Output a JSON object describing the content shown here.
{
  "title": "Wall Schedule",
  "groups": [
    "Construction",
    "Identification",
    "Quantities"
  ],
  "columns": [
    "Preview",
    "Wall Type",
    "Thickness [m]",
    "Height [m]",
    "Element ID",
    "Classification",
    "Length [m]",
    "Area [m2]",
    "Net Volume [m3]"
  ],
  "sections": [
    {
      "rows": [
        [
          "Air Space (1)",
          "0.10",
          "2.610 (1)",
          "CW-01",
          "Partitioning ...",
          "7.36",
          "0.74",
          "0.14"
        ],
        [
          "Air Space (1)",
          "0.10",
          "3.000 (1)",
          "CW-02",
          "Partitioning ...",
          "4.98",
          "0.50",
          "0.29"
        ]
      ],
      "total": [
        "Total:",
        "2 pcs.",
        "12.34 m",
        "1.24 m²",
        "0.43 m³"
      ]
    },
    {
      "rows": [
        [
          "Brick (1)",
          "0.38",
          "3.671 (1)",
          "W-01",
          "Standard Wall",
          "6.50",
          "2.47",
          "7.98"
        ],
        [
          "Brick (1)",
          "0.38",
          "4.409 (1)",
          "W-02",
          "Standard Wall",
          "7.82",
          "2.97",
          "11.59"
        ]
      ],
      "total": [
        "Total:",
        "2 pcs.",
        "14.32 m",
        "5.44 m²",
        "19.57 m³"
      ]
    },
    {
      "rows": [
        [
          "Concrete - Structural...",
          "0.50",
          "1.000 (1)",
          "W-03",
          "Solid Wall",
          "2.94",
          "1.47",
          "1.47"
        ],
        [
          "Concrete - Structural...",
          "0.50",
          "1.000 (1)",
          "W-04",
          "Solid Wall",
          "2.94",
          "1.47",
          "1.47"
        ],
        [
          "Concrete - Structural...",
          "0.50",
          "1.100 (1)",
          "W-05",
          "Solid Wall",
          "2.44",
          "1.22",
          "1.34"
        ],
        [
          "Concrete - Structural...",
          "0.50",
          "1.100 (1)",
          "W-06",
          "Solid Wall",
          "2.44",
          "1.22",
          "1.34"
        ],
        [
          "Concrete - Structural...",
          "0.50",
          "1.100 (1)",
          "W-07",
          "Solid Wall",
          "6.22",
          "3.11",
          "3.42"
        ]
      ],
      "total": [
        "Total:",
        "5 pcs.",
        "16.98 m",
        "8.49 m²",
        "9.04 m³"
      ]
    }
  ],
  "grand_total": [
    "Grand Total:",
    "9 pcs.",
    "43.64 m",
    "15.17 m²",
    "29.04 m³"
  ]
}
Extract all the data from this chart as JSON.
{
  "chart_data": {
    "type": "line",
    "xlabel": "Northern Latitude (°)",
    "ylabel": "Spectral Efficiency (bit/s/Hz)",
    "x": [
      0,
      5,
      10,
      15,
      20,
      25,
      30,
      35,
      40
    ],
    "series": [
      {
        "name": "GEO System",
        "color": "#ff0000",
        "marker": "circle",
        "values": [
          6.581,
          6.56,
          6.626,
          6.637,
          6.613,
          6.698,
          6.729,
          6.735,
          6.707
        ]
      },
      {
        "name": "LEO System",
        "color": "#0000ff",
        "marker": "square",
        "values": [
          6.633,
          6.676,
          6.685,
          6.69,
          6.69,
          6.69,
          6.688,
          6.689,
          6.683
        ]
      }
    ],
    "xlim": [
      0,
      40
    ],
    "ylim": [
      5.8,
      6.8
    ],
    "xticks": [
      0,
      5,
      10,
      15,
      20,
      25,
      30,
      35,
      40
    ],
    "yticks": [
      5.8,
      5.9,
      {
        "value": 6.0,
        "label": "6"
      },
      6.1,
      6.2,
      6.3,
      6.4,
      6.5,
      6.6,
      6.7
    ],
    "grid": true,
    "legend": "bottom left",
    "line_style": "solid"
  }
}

---*---

Task instructions:
Write out every line from the records above, word for word.

Task solution:
Output a JSON object describing the content shown here.
{
  "title": "Wall Schedule",
  "groups": [
    "Construction",
    "Identification",
    "Quantities"
  ],
  "columns": [
    "Preview",
    "Wall Type",
    "Thickness [m]",
    "Height [m]",
    "Element ID",
    "Classification",
    "Length [m]",
    "Area [m2]",
    "Net Volume [m3]"
  ],
  "sections": [
    {
      "rows": [
        [
          "Air Space (1)",
          "0.10",
          "2.610 (1)",
          "CW-01",
          "Partitioning ...",
          "7.36",
          "0.74",
          "0.14"
        ],
        [
          "Air Space (1)",
          "0.10",
          "3.000 (1)",
          "CW-02",
          "Partitioning ...",
          "4.98",
          "0.50",
          "0.29"
        ]
      ],
      "total": [
        "Total:",
        "2 pcs.",
        "12.34 m",
        "1.24 m²",
        "0.43 m³"
      ]
    },
    {
      "rows": [
        [
          "Brick (1)",
          "0.38",
          "3.671 (1)",
          "W-01",
          "Standard Wall",
          "6.50",
          "2.47",
          "7.98"
        ],
        [
          "Brick (1)",
          "0.38",
          "4.409 (1)",
          "W-02",
          "Standard Wall",
          "7.82",
          "2.97",
          "11.59"
        ]
      ],
      "total": [
        "Total:",
        "2 pcs.",
        "14.32 m",
        "5.44 m²",
        "19.57 m³"
      ]
    },
    {
      "rows": [
        [
          "Concrete - Structural...",
          "0.50",
          "1.000 (1)",
          "W-03",
          "Solid Wall",
          "2.94",
          "1.47",
          "1.47"
        ],
        [
          "Concrete - Structural...",
          "0.50",
          "1.000 (1)",
          "W-04",
          "Solid Wall",
          "2.94",
          "1.47",
          "1.47"
        ],
        [
          "Concrete - Structural...",
          "0.50",
          "1.100 (1)",
          "W-05",
          "Solid Wall",
          "2.44",
          "1.22",
          "1.34"
        ],
        [
          "Concrete - Structural...",
          "0.50",
          "1.100 (1)",
          "W-06",
          "Solid Wall",
          "2.44",
          "1.22",
          "1.34"
        ],
        [
          "Concrete - Structural...",
          "0.50",
          "1.100 (1)",
          "W-07",
          "Solid Wall",
          "6.22",
          "3.11",
          "3.42"
        ]
      ],
      "total": [
        "Total:",
        "5 pcs.",
        "16.98 m",
        "8.49 m²",
        "9.04 m³"
      ]
    }
  ],
  "grand_total": [
    "Grand Total:",
    "9 pcs.",
    "43.64 m",
    "15.17 m²",
    "29.04 m³"
  ]
}
Extract all the data from this chart as JSON.
{
  "chart_data": {
    "type": "line",
    "xlabel": "Northern Latitude (°)",
    "ylabel": "Spectral Efficiency (bit/s/Hz)",
    "x": [
      0,
      5,
      10,
      15,
      20,
      25,
      30,
      35,
      40
    ],
    "series": [
      {
        "name": "GEO System",
        "color": "#ff0000",
        "marker": "circle",
        "values": [
          6.581,
          6.56,
          6.626,
          6.637,
          6.613,
          6.698,
          6.729,
          6.735,
          6.707
        ]
      },
      {
        "name": "LEO System",
        "color": "#0000ff",
        "marker": "square",
        "values": [
          6.633,
          6.676,
          6.685,
          6.69,
          6.69,
          6.69,
          6.688,
          6.689,
          6.683
        ]
      }
    ],
    "xlim": [
      0,
      40
    ],
    "ylim": [
      5.8,
      6.8
    ],
    "xticks": [
      0,
      5,
      10,
      15,
      20,
      25,
      30,
      35,
      40
    ],
    "yticks": [
      5.8,
      5.9,
      {
        "value": 6.0,
        "label": "6"
      },
      6.1,
      6.2,
      6.3,
      6.4,
      6.5,
      6.6,
      6.7
    ],
    "grid": true,
    "legend": "bottom left",
    "line_style": "solid"
  }
}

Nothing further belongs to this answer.